[Available records]
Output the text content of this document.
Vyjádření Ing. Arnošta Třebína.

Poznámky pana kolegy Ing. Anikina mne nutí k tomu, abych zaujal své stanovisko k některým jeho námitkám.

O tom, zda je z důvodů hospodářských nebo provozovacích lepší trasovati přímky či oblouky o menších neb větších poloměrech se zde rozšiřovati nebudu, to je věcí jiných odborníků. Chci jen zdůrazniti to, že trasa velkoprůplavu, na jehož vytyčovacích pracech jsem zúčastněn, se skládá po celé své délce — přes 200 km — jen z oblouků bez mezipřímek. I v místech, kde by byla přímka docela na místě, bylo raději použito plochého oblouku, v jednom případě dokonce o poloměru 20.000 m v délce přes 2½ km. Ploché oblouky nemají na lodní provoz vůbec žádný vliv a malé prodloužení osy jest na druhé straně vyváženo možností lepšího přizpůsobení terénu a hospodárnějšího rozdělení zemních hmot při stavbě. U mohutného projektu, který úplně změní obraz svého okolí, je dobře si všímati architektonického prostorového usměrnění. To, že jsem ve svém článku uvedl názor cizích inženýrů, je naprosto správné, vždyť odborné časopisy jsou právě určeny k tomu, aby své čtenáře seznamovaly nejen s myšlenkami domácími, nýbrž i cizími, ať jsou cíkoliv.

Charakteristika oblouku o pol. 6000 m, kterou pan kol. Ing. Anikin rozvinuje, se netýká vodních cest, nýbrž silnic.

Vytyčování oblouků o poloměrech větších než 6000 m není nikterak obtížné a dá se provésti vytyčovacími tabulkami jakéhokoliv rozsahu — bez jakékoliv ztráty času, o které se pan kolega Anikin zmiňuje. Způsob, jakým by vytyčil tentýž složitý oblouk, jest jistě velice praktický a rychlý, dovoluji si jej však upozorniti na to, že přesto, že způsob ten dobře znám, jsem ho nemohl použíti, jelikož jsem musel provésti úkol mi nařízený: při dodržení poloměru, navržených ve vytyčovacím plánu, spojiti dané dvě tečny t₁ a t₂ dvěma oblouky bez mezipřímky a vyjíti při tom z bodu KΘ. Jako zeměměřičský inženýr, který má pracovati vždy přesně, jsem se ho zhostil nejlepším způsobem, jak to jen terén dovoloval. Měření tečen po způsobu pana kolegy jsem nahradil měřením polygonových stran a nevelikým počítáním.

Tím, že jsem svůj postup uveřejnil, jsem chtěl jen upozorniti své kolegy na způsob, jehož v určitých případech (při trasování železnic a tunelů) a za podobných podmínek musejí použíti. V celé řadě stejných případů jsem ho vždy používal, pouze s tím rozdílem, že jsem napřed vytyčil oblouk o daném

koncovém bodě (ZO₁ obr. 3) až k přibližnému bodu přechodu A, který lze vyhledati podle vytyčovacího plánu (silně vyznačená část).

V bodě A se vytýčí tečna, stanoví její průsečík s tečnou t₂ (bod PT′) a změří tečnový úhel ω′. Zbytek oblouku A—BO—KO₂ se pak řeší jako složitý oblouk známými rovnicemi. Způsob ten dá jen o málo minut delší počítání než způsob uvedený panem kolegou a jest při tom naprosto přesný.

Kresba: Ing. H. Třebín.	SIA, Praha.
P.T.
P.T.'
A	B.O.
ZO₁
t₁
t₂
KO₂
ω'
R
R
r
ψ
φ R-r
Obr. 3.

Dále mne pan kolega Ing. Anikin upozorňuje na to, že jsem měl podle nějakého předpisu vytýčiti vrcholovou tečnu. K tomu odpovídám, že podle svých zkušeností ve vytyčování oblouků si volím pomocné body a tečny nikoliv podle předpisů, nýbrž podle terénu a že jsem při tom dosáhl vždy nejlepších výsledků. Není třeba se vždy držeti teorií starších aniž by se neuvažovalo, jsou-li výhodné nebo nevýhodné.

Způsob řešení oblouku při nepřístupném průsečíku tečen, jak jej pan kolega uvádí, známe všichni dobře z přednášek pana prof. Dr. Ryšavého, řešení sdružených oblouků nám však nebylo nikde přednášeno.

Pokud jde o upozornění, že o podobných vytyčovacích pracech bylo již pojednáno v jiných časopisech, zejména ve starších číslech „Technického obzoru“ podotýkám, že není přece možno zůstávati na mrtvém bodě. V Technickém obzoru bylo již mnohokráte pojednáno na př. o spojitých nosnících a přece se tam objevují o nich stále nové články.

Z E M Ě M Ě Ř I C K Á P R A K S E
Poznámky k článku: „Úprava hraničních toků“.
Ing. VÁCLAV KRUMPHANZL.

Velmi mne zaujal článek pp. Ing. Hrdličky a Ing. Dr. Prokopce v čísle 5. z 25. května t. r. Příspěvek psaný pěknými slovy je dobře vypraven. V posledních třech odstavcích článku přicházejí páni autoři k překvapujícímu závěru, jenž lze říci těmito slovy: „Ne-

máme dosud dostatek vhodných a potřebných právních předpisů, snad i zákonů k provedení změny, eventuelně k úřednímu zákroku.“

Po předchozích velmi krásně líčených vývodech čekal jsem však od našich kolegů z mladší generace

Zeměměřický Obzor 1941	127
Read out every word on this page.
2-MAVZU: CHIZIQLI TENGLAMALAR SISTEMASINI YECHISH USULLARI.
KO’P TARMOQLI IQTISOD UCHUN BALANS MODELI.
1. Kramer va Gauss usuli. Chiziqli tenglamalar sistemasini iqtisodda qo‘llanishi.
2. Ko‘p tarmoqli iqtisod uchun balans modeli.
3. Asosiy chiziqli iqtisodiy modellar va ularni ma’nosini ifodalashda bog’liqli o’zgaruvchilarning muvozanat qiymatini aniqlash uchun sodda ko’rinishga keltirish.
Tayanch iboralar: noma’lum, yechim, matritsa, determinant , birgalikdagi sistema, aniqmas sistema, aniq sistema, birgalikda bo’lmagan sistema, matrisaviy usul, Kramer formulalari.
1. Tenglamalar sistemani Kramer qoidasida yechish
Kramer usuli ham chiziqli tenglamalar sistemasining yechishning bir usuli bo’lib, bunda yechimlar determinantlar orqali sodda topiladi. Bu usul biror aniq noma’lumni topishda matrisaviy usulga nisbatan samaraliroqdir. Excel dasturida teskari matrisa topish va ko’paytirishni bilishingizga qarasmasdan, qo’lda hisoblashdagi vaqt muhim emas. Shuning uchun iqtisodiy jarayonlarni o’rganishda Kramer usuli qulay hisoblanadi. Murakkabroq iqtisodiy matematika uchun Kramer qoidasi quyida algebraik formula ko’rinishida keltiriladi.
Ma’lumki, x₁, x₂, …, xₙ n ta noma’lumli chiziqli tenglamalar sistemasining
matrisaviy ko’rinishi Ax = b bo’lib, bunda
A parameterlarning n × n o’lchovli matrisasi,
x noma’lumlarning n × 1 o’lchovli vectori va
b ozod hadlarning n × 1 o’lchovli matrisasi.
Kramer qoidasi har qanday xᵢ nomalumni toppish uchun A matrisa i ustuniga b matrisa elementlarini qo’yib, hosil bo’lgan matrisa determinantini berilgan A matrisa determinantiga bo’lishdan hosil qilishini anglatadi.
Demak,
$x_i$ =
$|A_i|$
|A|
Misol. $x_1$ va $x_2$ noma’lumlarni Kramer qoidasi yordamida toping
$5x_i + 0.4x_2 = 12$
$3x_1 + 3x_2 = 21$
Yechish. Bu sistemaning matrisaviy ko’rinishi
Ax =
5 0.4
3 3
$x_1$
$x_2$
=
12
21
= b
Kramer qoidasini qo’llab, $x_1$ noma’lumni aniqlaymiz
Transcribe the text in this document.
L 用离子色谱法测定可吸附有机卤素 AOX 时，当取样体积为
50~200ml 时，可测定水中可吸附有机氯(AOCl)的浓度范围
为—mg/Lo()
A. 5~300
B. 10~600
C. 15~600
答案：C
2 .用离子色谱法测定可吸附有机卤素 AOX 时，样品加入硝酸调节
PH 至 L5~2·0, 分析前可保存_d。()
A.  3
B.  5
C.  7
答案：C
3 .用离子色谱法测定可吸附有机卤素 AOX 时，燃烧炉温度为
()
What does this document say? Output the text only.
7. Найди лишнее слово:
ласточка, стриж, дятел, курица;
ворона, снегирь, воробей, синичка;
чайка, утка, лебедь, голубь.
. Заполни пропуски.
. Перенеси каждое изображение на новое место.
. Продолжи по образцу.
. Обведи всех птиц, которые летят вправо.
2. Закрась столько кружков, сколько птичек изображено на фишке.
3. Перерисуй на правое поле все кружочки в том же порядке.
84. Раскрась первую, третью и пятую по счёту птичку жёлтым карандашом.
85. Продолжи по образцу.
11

[Directions for this task] Write down the number of lines where the word "usuli" appears, and nothing further.

[Output] 2